- Required task: Count every line in the entries that follow where the word "employees" appears, then state only the total.

---*---

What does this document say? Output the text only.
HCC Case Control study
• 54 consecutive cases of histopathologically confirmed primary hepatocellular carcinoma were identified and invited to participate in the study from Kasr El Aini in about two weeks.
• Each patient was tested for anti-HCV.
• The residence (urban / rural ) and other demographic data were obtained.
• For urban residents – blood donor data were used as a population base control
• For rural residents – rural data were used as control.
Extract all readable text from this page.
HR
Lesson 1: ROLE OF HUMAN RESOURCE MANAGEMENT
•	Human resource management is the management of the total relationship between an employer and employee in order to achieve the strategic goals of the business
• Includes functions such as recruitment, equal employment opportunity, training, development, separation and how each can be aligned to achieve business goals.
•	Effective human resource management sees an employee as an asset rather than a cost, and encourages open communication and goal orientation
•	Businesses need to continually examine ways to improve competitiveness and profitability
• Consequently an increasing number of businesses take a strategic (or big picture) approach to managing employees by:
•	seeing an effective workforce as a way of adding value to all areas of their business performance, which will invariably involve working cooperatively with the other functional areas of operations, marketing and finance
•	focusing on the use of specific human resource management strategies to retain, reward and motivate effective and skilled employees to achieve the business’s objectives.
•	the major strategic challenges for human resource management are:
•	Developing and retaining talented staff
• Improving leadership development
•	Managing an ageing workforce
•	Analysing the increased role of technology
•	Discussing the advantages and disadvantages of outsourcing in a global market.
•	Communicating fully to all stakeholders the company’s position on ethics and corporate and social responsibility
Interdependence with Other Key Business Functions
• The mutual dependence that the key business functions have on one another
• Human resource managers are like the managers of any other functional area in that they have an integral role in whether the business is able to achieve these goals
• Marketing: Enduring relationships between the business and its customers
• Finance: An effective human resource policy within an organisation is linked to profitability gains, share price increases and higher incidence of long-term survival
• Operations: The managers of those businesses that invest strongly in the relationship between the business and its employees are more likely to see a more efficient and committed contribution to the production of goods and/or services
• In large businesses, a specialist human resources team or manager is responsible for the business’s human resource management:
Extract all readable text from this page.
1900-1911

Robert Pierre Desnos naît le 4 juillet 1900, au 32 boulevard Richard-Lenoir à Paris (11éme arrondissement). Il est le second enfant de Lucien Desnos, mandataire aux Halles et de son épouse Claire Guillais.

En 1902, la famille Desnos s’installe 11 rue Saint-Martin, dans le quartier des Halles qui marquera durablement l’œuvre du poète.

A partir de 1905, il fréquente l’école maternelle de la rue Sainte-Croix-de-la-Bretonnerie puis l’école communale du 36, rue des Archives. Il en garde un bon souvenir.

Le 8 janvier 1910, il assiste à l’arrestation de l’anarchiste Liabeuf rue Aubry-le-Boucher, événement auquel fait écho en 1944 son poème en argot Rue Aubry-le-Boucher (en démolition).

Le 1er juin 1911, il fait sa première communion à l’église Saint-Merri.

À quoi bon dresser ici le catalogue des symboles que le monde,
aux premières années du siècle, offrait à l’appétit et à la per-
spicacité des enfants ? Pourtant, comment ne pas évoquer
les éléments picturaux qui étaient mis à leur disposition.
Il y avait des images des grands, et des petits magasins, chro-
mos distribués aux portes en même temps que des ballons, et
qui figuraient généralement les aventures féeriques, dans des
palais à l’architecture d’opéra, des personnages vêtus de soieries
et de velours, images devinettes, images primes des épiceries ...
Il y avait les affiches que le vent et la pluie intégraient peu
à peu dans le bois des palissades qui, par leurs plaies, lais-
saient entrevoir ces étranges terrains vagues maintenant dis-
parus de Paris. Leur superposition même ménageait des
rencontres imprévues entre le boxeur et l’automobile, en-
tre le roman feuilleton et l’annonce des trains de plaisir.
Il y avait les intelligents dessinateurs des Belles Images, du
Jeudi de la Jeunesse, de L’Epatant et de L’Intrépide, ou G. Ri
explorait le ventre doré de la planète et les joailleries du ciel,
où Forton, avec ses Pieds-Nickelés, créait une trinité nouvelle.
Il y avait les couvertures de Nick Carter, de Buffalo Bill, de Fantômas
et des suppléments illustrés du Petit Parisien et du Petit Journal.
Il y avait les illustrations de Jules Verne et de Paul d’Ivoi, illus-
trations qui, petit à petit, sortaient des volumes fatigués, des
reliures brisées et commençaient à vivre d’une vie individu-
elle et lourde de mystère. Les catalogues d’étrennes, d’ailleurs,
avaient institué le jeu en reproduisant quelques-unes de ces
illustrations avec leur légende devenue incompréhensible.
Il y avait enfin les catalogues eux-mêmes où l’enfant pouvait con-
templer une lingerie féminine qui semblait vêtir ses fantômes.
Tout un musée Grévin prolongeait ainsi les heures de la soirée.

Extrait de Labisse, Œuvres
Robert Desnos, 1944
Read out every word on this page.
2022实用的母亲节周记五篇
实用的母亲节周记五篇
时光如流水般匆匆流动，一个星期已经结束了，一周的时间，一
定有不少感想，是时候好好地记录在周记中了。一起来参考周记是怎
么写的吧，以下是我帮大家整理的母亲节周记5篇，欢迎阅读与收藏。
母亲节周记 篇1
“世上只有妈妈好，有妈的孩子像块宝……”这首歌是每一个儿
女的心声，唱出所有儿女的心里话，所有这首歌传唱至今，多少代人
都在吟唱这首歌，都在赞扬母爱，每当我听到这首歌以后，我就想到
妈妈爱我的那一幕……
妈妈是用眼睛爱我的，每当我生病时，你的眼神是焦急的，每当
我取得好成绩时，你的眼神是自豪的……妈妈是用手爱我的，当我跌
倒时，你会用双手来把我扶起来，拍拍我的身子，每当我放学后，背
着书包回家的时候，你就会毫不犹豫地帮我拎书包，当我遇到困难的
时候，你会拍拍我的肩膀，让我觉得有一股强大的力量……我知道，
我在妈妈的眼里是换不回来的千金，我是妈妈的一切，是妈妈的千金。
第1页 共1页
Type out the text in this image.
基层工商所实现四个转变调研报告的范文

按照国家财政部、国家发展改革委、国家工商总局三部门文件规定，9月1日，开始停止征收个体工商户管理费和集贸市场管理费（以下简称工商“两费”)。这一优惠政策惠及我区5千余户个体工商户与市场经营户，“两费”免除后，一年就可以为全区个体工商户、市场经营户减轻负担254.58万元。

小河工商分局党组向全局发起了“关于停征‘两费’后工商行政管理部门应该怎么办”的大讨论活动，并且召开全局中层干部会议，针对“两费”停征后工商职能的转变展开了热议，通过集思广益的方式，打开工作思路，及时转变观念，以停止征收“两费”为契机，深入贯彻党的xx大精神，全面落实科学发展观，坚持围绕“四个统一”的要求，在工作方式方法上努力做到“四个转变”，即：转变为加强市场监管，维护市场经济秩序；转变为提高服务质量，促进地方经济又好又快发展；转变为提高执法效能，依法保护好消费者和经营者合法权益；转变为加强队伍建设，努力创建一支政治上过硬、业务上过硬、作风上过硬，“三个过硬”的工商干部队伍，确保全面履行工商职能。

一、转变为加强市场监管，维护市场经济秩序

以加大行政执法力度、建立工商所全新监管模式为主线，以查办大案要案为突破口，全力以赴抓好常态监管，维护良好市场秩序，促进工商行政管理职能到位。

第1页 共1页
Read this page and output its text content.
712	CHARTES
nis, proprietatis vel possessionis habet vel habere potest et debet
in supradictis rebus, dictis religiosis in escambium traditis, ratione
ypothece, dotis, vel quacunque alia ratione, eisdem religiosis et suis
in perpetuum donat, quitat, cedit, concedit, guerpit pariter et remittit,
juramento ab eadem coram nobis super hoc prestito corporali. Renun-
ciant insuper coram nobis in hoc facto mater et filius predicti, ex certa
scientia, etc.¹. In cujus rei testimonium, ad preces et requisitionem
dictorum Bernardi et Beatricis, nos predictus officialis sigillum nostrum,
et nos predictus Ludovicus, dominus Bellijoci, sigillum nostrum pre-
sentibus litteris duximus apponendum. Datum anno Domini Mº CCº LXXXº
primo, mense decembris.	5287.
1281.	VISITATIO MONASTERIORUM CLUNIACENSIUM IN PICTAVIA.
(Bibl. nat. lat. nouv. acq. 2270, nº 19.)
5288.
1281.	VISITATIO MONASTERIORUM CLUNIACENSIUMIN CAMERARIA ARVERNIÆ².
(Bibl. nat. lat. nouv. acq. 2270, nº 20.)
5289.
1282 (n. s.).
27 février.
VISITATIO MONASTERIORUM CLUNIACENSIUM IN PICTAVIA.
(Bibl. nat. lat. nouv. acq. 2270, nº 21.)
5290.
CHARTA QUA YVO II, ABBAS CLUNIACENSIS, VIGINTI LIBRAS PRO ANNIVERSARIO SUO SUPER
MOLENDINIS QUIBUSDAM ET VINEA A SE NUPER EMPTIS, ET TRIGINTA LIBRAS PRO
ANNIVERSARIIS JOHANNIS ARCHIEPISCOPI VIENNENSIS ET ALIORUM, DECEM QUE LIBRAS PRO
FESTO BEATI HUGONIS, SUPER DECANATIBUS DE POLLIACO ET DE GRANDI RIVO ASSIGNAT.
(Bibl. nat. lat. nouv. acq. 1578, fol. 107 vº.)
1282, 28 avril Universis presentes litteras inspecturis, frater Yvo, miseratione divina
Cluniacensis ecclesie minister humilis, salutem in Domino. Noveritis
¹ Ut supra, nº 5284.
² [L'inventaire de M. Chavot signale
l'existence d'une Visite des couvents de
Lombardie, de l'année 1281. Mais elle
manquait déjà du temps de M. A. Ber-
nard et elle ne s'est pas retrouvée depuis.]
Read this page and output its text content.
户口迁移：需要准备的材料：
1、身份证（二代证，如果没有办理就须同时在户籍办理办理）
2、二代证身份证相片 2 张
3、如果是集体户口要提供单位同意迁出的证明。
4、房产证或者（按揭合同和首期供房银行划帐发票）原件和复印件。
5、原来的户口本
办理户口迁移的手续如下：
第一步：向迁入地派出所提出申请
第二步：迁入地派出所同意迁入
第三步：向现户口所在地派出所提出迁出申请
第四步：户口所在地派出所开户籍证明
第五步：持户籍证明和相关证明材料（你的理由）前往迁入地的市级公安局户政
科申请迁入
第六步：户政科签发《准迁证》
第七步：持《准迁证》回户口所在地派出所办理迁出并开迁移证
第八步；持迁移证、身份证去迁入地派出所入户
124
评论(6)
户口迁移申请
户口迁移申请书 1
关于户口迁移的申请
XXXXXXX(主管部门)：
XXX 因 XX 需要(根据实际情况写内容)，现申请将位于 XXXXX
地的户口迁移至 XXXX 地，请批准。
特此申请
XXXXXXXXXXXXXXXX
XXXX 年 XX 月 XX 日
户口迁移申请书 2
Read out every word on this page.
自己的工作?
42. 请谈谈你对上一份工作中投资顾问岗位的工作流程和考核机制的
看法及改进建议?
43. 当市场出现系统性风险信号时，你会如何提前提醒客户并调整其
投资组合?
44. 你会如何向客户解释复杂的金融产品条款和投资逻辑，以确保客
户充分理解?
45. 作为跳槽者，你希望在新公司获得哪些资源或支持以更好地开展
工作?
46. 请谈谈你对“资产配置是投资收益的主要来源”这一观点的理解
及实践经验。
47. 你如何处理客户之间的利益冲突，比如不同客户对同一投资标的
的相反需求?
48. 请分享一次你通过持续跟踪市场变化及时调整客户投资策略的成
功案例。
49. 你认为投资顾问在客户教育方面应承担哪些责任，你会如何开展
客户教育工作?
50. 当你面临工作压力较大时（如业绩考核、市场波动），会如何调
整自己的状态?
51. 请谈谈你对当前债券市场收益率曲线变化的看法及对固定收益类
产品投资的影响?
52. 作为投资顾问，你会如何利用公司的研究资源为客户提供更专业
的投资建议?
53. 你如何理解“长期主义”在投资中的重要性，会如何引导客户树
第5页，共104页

---*---

- Finished task: 3